*SET PROBLEM*: Quote the whole listing word for word. Do not include the pictures.

[Stored entries]
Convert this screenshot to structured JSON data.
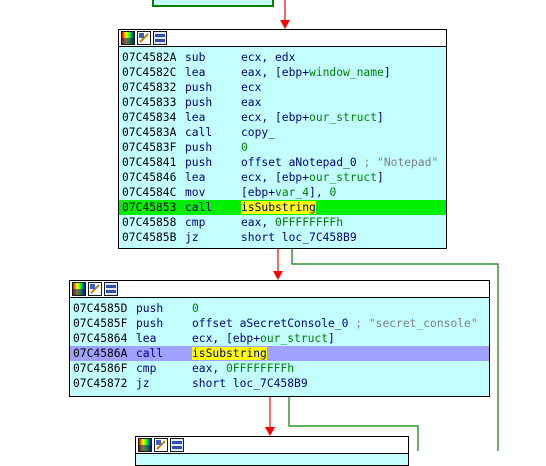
{
  "blocks": [
    {
      "rows": [
        {
          "addr": "07C4582A",
          "mn": "sub",
          "op": [
            {
              "t": "ecx, edx"
            }
          ]
        },
        {
          "addr": "07C4582C",
          "mn": "lea",
          "op": [
            {
              "t": "eax, [ebp+"
            },
            {
              "t": "window_name",
              "c": "g"
            },
            {
              "t": "]"
            }
          ]
        },
        {
          "addr": "07C45832",
          "mn": "push",
          "op": [
            {
              "t": "ecx"
            }
          ]
        },
        {
          "addr": "07C45833",
          "mn": "push",
          "op": [
            {
              "t": "eax"
            }
          ]
        },
        {
          "addr": "07C45834",
          "mn": "lea",
          "op": [
            {
              "t": "ecx, [ebp+"
            },
            {
              "t": "our_struct",
              "c": "g"
            },
            {
              "t": "]"
            }
          ]
        },
        {
          "addr": "07C4583A",
          "mn": "call",
          "op": [
            {
              "t": "copy_"
            }
          ]
        },
        {
          "addr": "07C4583F",
          "mn": "push",
          "op": [
            {
              "t": "0",
              "c": "g"
            }
          ]
        },
        {
          "addr": "07C45841",
          "mn": "push",
          "op": [
            {
              "t": "offset aNotepad_0 "
            },
            {
              "t": "; \"Notepad\"",
              "c": "cm"
            }
          ]
        },
        {
          "addr": "07C45846",
          "mn": "lea",
          "op": [
            {
              "t": "ecx, [ebp+"
            },
            {
              "t": "our_struct",
              "c": "g"
            },
            {
              "t": "]"
            }
          ]
        },
        {
          "addr": "07C4584C",
          "mn": "mov",
          "op": [
            {
              "t": "[ebp+"
            },
            {
              "t": "var_4",
              "c": "g"
            },
            {
              "t": "], "
            },
            {
              "t": "0",
              "c": "g"
            }
          ]
        },
        {
          "addr": "07C45853",
          "mn": "call",
          "op": [
            {
              "t": "isSubstring",
              "c": "yl"
            }
          ],
          "hl": "green"
        },
        {
          "addr": "07C45858",
          "mn": "cmp",
          "op": [
            {
              "t": "eax, "
            },
            {
              "t": "0FFFFFFFFh",
              "c": "g"
            }
          ]
        },
        {
          "addr": "07C4585B",
          "mn": "jz",
          "op": [
            {
              "t": "short loc_7C458B9"
            }
          ]
        }
      ]
    },
    {
      "rows": [
        {
          "addr": "07C4585D",
          "mn": "push",
          "op": [
            {
              "t": "0",
              "c": "g"
            }
          ]
        },
        {
          "addr": "07C4585F",
          "mn": "push",
          "op": [
            {
              "t": "offset aSecretConsole_0 "
            },
            {
              "t": "; \"secret_console\"",
              "c": "cm"
            }
          ]
        },
        {
          "addr": "07C45864",
          "mn": "lea",
          "op": [
            {
              "t": "ecx, [ebp+"
            },
            {
              "t": "our_struct",
              "c": "g"
            },
            {
              "t": "]"
            }
          ]
        },
        {
          "addr": "07C4586A",
          "mn": "call",
          "op": [
            {
              "t": "isSubstring",
              "c": "yl"
            }
          ],
          "hl": "purple"
        },
        {
          "addr": "07C4586F",
          "mn": "cmp",
          "op": [
            {
              "t": "eax, "
            },
            {
              "t": "0FFFFFFFFh",
              "c": "g"
            }
          ]
        },
        {
          "addr": "07C45872",
          "mn": "jz",
          "op": [
            {
              "t": "short loc_7C458B9"
            }
          ]
        }
      ]
    },
    {
      "rows": []
    }
  ],
  "colors": {
    "block_bg": "#c4ffff",
    "edge_true": "#008000",
    "edge_false": "#ff0000",
    "current_line": "#00ee00",
    "selected_line": "#a0a0ff",
    "highlight": "#ffff00",
    "operand_green": "#008000",
    "comment": "#808080"
  },
  "header_icons": [
    "palette-icon",
    "edit-block-icon",
    "graph-overview-icon"
  ]
}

*RESPONSE FOR THIS EXERCISE*:
Convert this screenshot to structured JSON data.
{
  "blocks": [
    {
      "rows": [
        {
          "addr": "07C4582A",
          "mn": "sub",
          "op": [
            {
              "t": "ecx, edx"
            }
          ]
        },
        {
          "addr": "07C4582C",
          "mn": "lea",
          "op": [
            {
              "t": "eax, [ebp+"
            },
            {
              "t": "window_name",
              "c": "g"
            },
            {
              "t": "]"
            }
          ]
        },
        {
          "addr": "07C45832",
          "mn": "push",
          "op": [
            {
              "t": "ecx"
            }
          ]
        },
        {
          "addr": "07C45833",
          "mn": "push",
          "op": [
            {
              "t": "eax"
            }
          ]
        },
        {
          "addr": "07C45834",
          "mn": "lea",
          "op": [
            {
              "t": "ecx, [ebp+"
            },
            {
              "t": "our_struct",
              "c": "g"
            },
            {
              "t": "]"
            }
          ]
        },
        {
          "addr": "07C4583A",
          "mn": "call",
          "op": [
            {
              "t": "copy_"
            }
          ]
        },
        {
          "addr": "07C4583F",
          "mn": "push",
          "op": [
            {
              "t": "0",
              "c": "g"
            }
          ]
        },
        {
          "addr": "07C45841",
          "mn": "push",
          "op": [
            {
              "t": "offset aNotepad_0 "
            },
            {
              "t": "; \"Notepad\"",
              "c": "cm"
            }
          ]
        },
        {
          "addr": "07C45846",
          "mn": "lea",
          "op": [
            {
              "t": "ecx, [ebp+"
            },
            {
              "t": "our_struct",
              "c": "g"
            },
            {
              "t": "]"
            }
          ]
        },
        {
          "addr": "07C4584C",
          "mn": "mov",
          "op": [
            {
              "t": "[ebp+"
            },
            {
              "t": "var_4",
              "c": "g"
            },
            {
              "t": "], "
            },
            {
              "t": "0",
              "c": "g"
            }
          ]
        },
        {
          "addr": "07C45853",
          "mn": "call",
          "op": [
            {
              "t": "isSubstring",
              "c": "yl"
            }
          ],
          "hl": "green"
        },
        {
          "addr": "07C45858",
          "mn": "cmp",
          "op": [
            {
              "t": "eax, "
            },
            {
              "t": "0FFFFFFFFh",
              "c": "g"
            }
          ]
        },
        {
          "addr": "07C4585B",
          "mn": "jz",
          "op": [
            {
              "t": "short loc_7C458B9"
            }
          ]
        }
      ]
    },
    {
      "rows": [
        {
          "addr": "07C4585D",
          "mn": "push",
          "op": [
            {
              "t": "0",
              "c": "g"
            }
          ]
        },
        {
          "addr": "07C4585F",
          "mn": "push",
          "op": [
            {
              "t": "offset aSecretConsole_0 "
            },
            {
              "t": "; \"secret_console\"",
              "c": "cm"
            }
          ]
        },
        {
          "addr": "07C45864",
          "mn": "lea",
          "op": [
            {
              "t": "ecx, [ebp+"
            },
            {
              "t": "our_struct",
              "c": "g"
            },
            {
              "t": "]"
            }
          ]
        },
        {
          "addr": "07C4586A",
          "mn": "call",
          "op": [
            {
              "t": "isSubstring",
              "c": "yl"
            }
          ],
          "hl": "purple"
        },
        {
          "addr": "07C4586F",
          "mn": "cmp",
          "op": [
            {
              "t": "eax, "
            },
            {
              "t": "0FFFFFFFFh",
              "c": "g"
            }
          ]
        },
        {
          "addr": "07C45872",
          "mn": "jz",
          "op": [
            {
              "t": "short loc_7C458B9"
            }
          ]
        }
      ]
    },
    {
      "rows": []
    }
  ],
  "colors": {
    "block_bg": "#c4ffff",
    "edge_true": "#008000",
    "edge_false": "#ff0000",
    "current_line": "#00ee00",
    "selected_line": "#a0a0ff",
    "highlight": "#ffff00",
    "operand_green": "#008000",
    "comment": "#808080"
  },
  "header_icons": [
    "palette-icon",
    "edit-block-icon",
    "graph-overview-icon"
  ]
}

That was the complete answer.